Saved data entries
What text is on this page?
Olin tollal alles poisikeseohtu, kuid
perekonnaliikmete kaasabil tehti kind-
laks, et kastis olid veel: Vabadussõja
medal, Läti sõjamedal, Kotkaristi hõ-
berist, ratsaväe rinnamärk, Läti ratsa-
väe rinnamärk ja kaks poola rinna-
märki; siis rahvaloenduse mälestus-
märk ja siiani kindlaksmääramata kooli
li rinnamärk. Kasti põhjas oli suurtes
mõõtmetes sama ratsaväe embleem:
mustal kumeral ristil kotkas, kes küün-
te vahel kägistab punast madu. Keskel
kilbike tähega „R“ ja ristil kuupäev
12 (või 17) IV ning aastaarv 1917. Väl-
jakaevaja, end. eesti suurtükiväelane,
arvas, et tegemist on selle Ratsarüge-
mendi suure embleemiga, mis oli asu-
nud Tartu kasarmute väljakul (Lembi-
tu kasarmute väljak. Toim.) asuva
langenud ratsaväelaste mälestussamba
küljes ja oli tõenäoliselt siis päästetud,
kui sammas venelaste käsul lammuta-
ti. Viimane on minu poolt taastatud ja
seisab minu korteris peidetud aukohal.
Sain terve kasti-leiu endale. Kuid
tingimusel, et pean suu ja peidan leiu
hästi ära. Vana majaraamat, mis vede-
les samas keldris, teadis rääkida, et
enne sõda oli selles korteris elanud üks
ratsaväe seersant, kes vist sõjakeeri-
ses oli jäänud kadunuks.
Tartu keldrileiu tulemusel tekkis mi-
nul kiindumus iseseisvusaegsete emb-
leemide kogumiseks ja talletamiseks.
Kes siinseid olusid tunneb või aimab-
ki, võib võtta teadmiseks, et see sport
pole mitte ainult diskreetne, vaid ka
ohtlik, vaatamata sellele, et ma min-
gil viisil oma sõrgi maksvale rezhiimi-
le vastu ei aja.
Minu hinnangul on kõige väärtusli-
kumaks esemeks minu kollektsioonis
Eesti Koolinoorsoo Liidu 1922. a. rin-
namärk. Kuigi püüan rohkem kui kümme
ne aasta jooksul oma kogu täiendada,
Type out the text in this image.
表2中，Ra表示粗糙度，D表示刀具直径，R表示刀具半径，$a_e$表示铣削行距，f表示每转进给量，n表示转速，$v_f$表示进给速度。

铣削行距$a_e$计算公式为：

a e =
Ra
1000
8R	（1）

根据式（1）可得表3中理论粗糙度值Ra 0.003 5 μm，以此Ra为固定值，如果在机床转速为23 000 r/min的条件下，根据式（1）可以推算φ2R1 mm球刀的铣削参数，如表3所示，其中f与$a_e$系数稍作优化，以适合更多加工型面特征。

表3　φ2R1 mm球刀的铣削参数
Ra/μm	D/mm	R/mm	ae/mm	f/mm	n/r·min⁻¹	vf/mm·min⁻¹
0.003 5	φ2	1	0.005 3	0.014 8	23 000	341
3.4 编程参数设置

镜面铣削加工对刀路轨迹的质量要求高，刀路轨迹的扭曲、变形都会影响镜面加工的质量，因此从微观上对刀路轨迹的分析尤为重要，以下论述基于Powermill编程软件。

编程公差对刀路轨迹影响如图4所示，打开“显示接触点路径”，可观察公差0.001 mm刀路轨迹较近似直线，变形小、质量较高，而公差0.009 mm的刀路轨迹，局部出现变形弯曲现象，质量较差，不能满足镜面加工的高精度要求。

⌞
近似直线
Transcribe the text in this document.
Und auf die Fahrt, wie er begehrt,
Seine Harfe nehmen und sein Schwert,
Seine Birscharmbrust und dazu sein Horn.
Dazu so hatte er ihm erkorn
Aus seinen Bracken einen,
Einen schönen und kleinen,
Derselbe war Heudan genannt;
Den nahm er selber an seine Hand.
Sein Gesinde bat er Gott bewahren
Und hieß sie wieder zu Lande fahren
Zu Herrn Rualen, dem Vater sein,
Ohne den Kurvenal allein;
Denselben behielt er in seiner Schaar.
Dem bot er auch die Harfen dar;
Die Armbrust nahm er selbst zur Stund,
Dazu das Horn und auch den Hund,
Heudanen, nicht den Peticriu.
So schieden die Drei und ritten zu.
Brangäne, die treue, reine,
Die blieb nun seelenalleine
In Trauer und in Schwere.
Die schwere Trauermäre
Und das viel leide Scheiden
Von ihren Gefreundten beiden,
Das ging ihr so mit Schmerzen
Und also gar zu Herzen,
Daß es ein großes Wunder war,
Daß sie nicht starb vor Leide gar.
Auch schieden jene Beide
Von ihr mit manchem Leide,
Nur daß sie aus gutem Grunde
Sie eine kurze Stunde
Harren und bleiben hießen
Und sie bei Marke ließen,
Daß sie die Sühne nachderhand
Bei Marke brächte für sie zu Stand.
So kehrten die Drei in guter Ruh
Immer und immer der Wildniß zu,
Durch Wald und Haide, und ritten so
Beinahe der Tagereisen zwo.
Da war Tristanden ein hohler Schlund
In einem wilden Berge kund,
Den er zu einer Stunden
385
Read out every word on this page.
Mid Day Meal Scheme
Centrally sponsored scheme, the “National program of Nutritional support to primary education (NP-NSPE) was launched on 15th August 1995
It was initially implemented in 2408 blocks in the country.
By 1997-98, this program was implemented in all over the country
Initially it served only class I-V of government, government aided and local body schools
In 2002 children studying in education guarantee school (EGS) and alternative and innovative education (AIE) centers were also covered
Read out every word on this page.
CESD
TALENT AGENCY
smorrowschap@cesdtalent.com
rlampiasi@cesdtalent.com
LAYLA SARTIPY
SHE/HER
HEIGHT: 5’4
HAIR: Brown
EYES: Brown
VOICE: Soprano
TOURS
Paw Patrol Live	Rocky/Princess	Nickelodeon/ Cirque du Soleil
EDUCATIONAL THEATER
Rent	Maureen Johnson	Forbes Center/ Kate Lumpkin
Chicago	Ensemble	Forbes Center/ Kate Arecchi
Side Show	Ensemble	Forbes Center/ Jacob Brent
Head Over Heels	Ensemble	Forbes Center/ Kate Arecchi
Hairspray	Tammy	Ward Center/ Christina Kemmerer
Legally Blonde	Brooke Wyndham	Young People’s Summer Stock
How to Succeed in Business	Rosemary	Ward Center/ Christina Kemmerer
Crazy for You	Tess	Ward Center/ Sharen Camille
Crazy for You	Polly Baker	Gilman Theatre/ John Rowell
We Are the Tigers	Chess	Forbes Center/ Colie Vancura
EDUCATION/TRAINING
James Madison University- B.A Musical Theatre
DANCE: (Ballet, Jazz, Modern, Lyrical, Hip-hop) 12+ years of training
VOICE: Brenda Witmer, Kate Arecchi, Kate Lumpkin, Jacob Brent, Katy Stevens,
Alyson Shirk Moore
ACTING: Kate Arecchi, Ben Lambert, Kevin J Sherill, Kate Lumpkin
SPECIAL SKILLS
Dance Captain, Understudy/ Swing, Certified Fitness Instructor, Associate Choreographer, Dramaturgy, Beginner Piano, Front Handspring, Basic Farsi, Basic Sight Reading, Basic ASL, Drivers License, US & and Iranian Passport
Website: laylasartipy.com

# [What you need to do]
For this exercise, gather every line of the data that contains the word "implemented".

# [Completed exercise]
It was initially implemented in 2408 blocks in the country.
By 1997-98, this program was implemented in all over the country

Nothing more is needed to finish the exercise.